>> Begin INFORMATION PROVIDED

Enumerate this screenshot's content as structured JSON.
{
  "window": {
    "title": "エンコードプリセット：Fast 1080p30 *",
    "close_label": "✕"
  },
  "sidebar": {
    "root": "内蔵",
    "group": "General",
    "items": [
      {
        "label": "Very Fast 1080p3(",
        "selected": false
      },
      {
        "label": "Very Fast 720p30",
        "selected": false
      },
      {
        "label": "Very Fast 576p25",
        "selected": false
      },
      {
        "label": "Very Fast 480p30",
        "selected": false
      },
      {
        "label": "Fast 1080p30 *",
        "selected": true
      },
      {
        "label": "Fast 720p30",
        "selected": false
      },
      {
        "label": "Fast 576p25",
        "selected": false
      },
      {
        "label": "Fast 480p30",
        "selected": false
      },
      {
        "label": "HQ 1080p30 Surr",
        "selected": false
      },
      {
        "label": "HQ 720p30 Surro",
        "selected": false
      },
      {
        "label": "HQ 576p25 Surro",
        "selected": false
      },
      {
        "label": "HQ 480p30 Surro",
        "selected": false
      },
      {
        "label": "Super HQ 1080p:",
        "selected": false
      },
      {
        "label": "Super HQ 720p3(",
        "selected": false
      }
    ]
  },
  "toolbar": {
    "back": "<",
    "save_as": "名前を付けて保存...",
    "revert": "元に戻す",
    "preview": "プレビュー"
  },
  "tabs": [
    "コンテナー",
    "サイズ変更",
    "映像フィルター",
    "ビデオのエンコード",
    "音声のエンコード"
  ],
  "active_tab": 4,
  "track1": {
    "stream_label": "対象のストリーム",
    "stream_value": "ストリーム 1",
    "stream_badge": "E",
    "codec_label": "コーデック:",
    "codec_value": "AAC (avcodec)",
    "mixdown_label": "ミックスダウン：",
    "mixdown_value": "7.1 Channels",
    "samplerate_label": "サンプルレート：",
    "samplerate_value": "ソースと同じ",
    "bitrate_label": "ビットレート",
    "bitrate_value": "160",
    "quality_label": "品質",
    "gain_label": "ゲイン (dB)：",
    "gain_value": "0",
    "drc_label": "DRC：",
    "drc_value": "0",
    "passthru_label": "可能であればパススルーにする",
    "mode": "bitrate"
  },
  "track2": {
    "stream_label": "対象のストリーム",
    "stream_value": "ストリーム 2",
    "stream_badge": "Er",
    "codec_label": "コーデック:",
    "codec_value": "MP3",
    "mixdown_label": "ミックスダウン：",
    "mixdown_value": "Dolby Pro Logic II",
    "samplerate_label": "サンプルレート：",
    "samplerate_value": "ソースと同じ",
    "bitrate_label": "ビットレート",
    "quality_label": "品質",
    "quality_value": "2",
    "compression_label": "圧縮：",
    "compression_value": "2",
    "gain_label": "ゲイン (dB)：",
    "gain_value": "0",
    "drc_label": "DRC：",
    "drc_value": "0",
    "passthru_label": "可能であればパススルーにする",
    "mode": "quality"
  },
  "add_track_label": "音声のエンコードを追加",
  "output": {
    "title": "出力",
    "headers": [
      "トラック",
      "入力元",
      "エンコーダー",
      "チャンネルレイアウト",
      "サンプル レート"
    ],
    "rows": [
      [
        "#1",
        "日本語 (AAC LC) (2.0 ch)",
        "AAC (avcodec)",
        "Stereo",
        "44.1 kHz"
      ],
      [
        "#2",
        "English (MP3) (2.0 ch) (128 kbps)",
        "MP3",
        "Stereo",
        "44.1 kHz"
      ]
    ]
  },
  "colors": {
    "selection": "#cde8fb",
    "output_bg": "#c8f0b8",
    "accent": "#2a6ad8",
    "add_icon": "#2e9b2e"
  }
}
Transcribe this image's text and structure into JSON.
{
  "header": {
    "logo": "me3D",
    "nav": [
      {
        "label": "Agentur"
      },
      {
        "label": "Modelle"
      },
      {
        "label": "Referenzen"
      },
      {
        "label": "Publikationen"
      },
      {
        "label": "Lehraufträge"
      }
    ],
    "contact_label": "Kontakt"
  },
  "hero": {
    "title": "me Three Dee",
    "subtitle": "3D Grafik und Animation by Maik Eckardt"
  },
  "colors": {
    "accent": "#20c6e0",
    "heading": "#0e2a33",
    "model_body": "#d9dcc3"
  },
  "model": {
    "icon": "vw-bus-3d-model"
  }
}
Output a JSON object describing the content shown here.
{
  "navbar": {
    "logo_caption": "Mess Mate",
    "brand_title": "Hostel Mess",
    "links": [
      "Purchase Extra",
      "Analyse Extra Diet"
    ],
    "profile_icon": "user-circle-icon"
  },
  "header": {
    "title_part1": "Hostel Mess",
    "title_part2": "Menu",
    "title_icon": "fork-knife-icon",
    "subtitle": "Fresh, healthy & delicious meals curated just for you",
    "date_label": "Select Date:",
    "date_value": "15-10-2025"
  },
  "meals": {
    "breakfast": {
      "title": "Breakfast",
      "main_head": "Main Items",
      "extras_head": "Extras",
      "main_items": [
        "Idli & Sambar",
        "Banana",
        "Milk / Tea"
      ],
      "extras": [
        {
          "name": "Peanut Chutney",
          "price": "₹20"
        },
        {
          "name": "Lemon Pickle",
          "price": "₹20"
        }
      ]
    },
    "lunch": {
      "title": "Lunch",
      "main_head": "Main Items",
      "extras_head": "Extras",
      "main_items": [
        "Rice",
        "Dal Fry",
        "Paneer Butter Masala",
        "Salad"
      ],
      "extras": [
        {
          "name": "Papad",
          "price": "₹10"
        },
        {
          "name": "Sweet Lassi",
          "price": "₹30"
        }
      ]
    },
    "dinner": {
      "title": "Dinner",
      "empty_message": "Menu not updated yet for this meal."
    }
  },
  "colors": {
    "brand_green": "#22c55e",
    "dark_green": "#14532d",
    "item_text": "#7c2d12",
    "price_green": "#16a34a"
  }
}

>> End INFORMATION PROVIDED

Quote the listing in full, please, keeping every line exact.

#### EXERCISE ANSWER
Enumerate this screenshot's content as structured JSON.
{
  "window": {
    "title": "エンコードプリセット：Fast 1080p30 *",
    "close_label": "✕"
  },
  "sidebar": {
    "root": "内蔵",
    "group": "General",
    "items": [
      {
        "label": "Very Fast 1080p3(",
        "selected": false
      },
      {
        "label": "Very Fast 720p30",
        "selected": false
      },
      {
        "label": "Very Fast 576p25",
        "selected": false
      },
      {
        "label": "Very Fast 480p30",
        "selected": false
      },
      {
        "label": "Fast 1080p30 *",
        "selected": true
      },
      {
        "label": "Fast 720p30",
        "selected": false
      },
      {
        "label": "Fast 576p25",
        "selected": false
      },
      {
        "label": "Fast 480p30",
        "selected": false
      },
      {
        "label": "HQ 1080p30 Surr",
        "selected": false
      },
      {
        "label": "HQ 720p30 Surro",
        "selected": false
      },
      {
        "label": "HQ 576p25 Surro",
        "selected": false
      },
      {
        "label": "HQ 480p30 Surro",
        "selected": false
      },
      {
        "label": "Super HQ 1080p:",
        "selected": false
      },
      {
        "label": "Super HQ 720p3(",
        "selected": false
      }
    ]
  },
  "toolbar": {
    "back": "<",
    "save_as": "名前を付けて保存...",
    "revert": "元に戻す",
    "preview": "プレビュー"
  },
  "tabs": [
    "コンテナー",
    "サイズ変更",
    "映像フィルター",
    "ビデオのエンコード",
    "音声のエンコード"
  ],
  "active_tab": 4,
  "track1": {
    "stream_label": "対象のストリーム",
    "stream_value": "ストリーム 1",
    "stream_badge": "E",
    "codec_label": "コーデック:",
    "codec_value": "AAC (avcodec)",
    "mixdown_label": "ミックスダウン：",
    "mixdown_value": "7.1 Channels",
    "samplerate_label": "サンプルレート：",
    "samplerate_value": "ソースと同じ",
    "bitrate_label": "ビットレート",
    "bitrate_value": "160",
    "quality_label": "品質",
    "gain_label": "ゲイン (dB)：",
    "gain_value": "0",
    "drc_label": "DRC：",
    "drc_value": "0",
    "passthru_label": "可能であればパススルーにする",
    "mode": "bitrate"
  },
  "track2": {
    "stream_label": "対象のストリーム",
    "stream_value": "ストリーム 2",
    "stream_badge": "Er",
    "codec_label": "コーデック:",
    "codec_value": "MP3",
    "mixdown_label": "ミックスダウン：",
    "mixdown_value": "Dolby Pro Logic II",
    "samplerate_label": "サンプルレート：",
    "samplerate_value": "ソースと同じ",
    "bitrate_label": "ビットレート",
    "quality_label": "品質",
    "quality_value": "2",
    "compression_label": "圧縮：",
    "compression_value": "2",
    "gain_label": "ゲイン (dB)：",
    "gain_value": "0",
    "drc_label": "DRC：",
    "drc_value": "0",
    "passthru_label": "可能であればパススルーにする",
    "mode": "quality"
  },
  "add_track_label": "音声のエンコードを追加",
  "output": {
    "title": "出力",
    "headers": [
      "トラック",
      "入力元",
      "エンコーダー",
      "チャンネルレイアウト",
      "サンプル レート"
    ],
    "rows": [
      [
        "#1",
        "日本語 (AAC LC) (2.0 ch)",
        "AAC (avcodec)",
        "Stereo",
        "44.1 kHz"
      ],
      [
        "#2",
        "English (MP3) (2.0 ch) (128 kbps)",
        "MP3",
        "Stereo",
        "44.1 kHz"
      ]
    ]
  },
  "colors": {
    "selection": "#cde8fb",
    "output_bg": "#c8f0b8",
    "accent": "#2a6ad8",
    "add_icon": "#2e9b2e"
  }
}
Transcribe this image's text and structure into JSON.
{
  "header": {
    "logo": "me3D",
    "nav": [
      {
        "label": "Agentur"
      },
      {
        "label": "Modelle"
      },
      {
        "label": "Referenzen"
      },
      {
        "label": "Publikationen"
      },
      {
        "label": "Lehraufträge"
      }
    ],
    "contact_label": "Kontakt"
  },
  "hero": {
    "title": "me Three Dee",
    "subtitle": "3D Grafik und Animation by Maik Eckardt"
  },
  "colors": {
    "accent": "#20c6e0",
    "heading": "#0e2a33",
    "model_body": "#d9dcc3"
  },
  "model": {
    "icon": "vw-bus-3d-model"
  }
}
Output a JSON object describing the content shown here.
{
  "navbar": {
    "logo_caption": "Mess Mate",
    "brand_title": "Hostel Mess",
    "links": [
      "Purchase Extra",
      "Analyse Extra Diet"
    ],
    "profile_icon": "user-circle-icon"
  },
  "header": {
    "title_part1": "Hostel Mess",
    "title_part2": "Menu",
    "title_icon": "fork-knife-icon",
    "subtitle": "Fresh, healthy & delicious meals curated just for you",
    "date_label": "Select Date:",
    "date_value": "15-10-2025"
  },
  "meals": {
    "breakfast": {
      "title": "Breakfast",
      "main_head": "Main Items",
      "extras_head": "Extras",
      "main_items": [
        "Idli & Sambar",
        "Banana",
        "Milk / Tea"
      ],
      "extras": [
        {
          "name": "Peanut Chutney",
          "price": "₹20"
        },
        {
          "name": "Lemon Pickle",
          "price": "₹20"
        }
      ]
    },
    "lunch": {
      "title": "Lunch",
      "main_head": "Main Items",
      "extras_head": "Extras",
      "main_items": [
        "Rice",
        "Dal Fry",
        "Paneer Butter Masala",
        "Salad"
      ],
      "extras": [
        {
          "name": "Papad",
          "price": "₹10"
        },
        {
          "name": "Sweet Lassi",
          "price": "₹30"
        }
      ]
    },
    "dinner": {
      "title": "Dinner",
      "empty_message": "Menu not updated yet for this meal."
    }
  },
  "colors": {
    "brand_green": "#22c55e",
    "dark_green": "#14532d",
    "item_text": "#7c2d12",
    "price_green": "#16a34a"
  }
}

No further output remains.